**Extrait à lire:**
═══
Car McCartney, plutôt frileux et conservateur quand il s'agit de toucher à son répertoire, ne profite pas de la particularité de la salle pour brusquer ses habitudes. Rapidement, son groupe se déploie pour jouer les chansons de son dernier album, le banal "Memory Almost Full", et des vieilleries dispensables (le gentillet reggae "C Moon"). Au moins évite-t-il de se contenter d'un best of en défendant ses dernières créations. Mais ses musiciens (deux guitaristes, un clavier, un batteur), sans doute efficaces pour le rock des stades, ignorent la dentelle : mur de guitares, sons de synthés pour remplacer les cuivres ("Got To Get You Into My Life") ou les cordes ("Eleonor Rigby") du studio. On croit par moments l'entendre accompagné par Aerosmith. C'est regrettable car l'intéressé est jovial, spirituel, concerné, visiblement obsédé par le fantôme d'Edith Piaf puisqu'il fredonne à plusieurs reprises "La Vie en rose". Et quand le gros son s'interrompt, que l'acoustique reprend ses droits, le charme opère pleinement : pour "I'll Follow the Sun" avec deux guitares sèches et une caisse claire caressée aux balais, ou une splendide version solo de "Here Today", écrite pour Lennon après son assassinat. Même "Michelle", inévitable à Paris, fait mouche avec son accordéon.
═══
**Matériel fourni:**

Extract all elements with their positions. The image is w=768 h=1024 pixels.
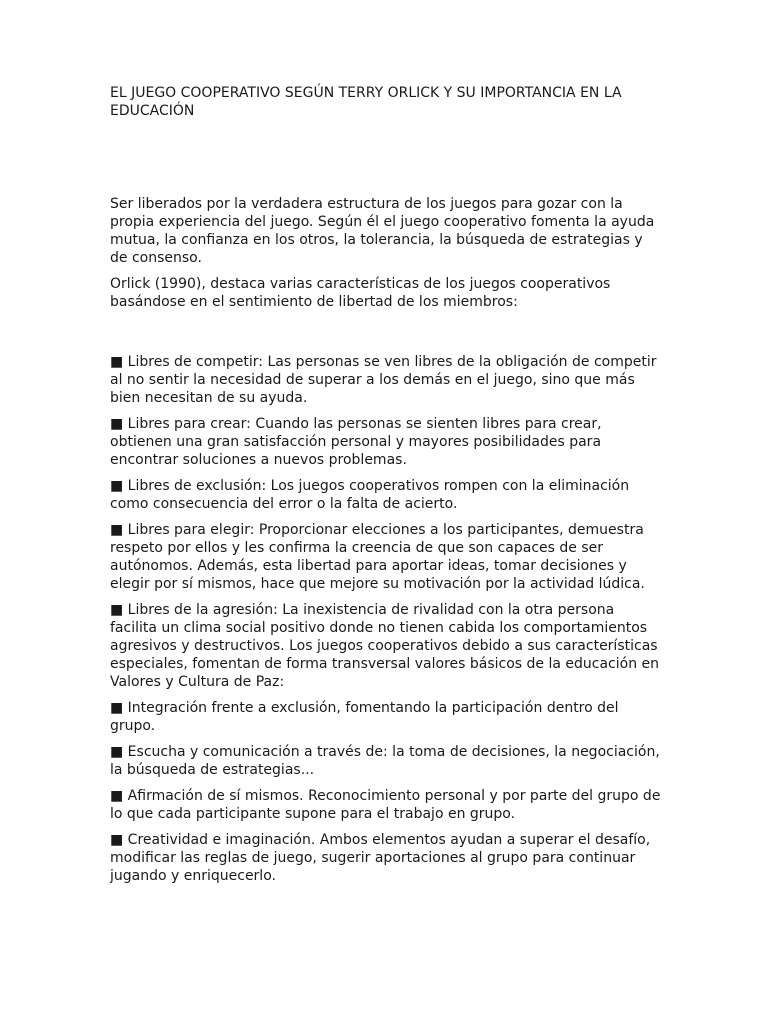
- document-page: [110, 84, 662, 885]
- document-title: EL JUEGO COOPERATIVO SEGÚN TERRY ORLICK Y SU IMPORTANCIA EN LA EDUCACIÓN: [110, 85, 622, 119]
- intro-paragraph: Ser liberados por la verdadera estructura de los juegos para gozar con la propia experiencia del juego. Según él el juego cooperativo fomenta la ayuda mutua, la confianza en los otros, la tolerancia, la búsqueda de estrategias y de consenso.: [110, 196, 655, 266]
- bullet-paragraph: ■ Libres para elegir: Proporcionar elecciones a los participantes, demuestra respeto por ellos y les confirma la creencia de que son capaces de ser autónomos. Además, esta libertad para aportar ideas, tomar decisiones y elegir por sí mismos, hace que mejore su motivación por la actividad lúdica.: [110, 522, 645, 592]
- bullet-paragraph: ■ Afirmación de sí mismos. Reconocimiento personal y por parte del grupo de lo que cada participante supone para el trabajo en grupo.: [110, 788, 661, 822]
- bullet-paragraph: ■ Escucha y comunicación a través de: la toma de decisiones, la negociación, la búsqueda de estrategias...: [110, 744, 660, 778]
- bullet-paragraph: ■ Libres para crear: Cuando las personas se sienten libres para crear, obtienen una gran satisfacción personal y mayores posibilidades para encontrar soluciones a nuevos problemas.: [110, 416, 602, 468]
- bullet-paragraph: ■ Creatividad e imaginación. Ambos elementos ayudan a superar el desafío, modificar las reglas de juego, sugerir aportaciones al grupo para continuar jugando y enriquecerlo.: [110, 832, 651, 884]
- bullet-paragraph: ■ Integración frente a exclusión, fomentando la participación dentro del grupo.: [110, 700, 619, 734]
- bullet-paragraph: ■ Libres de competir: Las personas se ven libres de la obligación de competir al no sentir la necesidad de superar a los demás en el juego, sino que más bien necesitan de su ayuda.: [110, 354, 657, 406]
- bullet-paragraph: ■ Libres de exclusión: Los juegos cooperativos rompen con la eliminación como consecuencia del error o la falta de acierto.: [110, 478, 630, 512]
- bullet-paragraph: ■ Libres de la agresión: La inexistencia de rivalidad con la otra persona facilita un clima social positivo donde no tienen cabida los comportamientos agresivos y destructivos. Los juegos cooperativos debido a sus características especiales, fomentan de forma transversal valores básicos de la educación en Valores y Cultura de Paz:: [110, 602, 660, 690]
- intro-paragraph: Orlick (1990), destaca varias características de los juegos cooperativos basándose en el sentimiento de libertad de los miembros:: [110, 276, 611, 310]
═══
**Travail à faire:**
A - D'après le compte rendu du concert de McCartney, quelle chanson le chanteur fredonne-t-il à plusieurs reprises ?
B - Poursuivez le compte rendu du concert de McCartney après sa dernière phrase.

**Réponses dans l'ordre:**
A - « La Vie en rose ».

B -
La puissance intemporelle des chansons de la deuxième partie parvient à faire oublier le groupe. "Band on the Run" donne le signal de la déferlante de tubes : "Back in the USSR", "I Got a Feeling" avec une fin improvisée qui voit McCartney prendre un solo sur sa Gibson Les Paul (on l'oublie souvent, mais cet homme était guitariste avant que le destin ne l'improvise bassiste), "Live and Let Die" (un thème de James Bond qui fera une seconde carrière en France comme générique de l'émission politique "L'Heure de vérité") puis "Hey Jude". Le " la-la-la-la " scandé par le public après son départ ramène aussitôt McCartney sur scène. Et assure une excellente transition pour la réalisation du DVD.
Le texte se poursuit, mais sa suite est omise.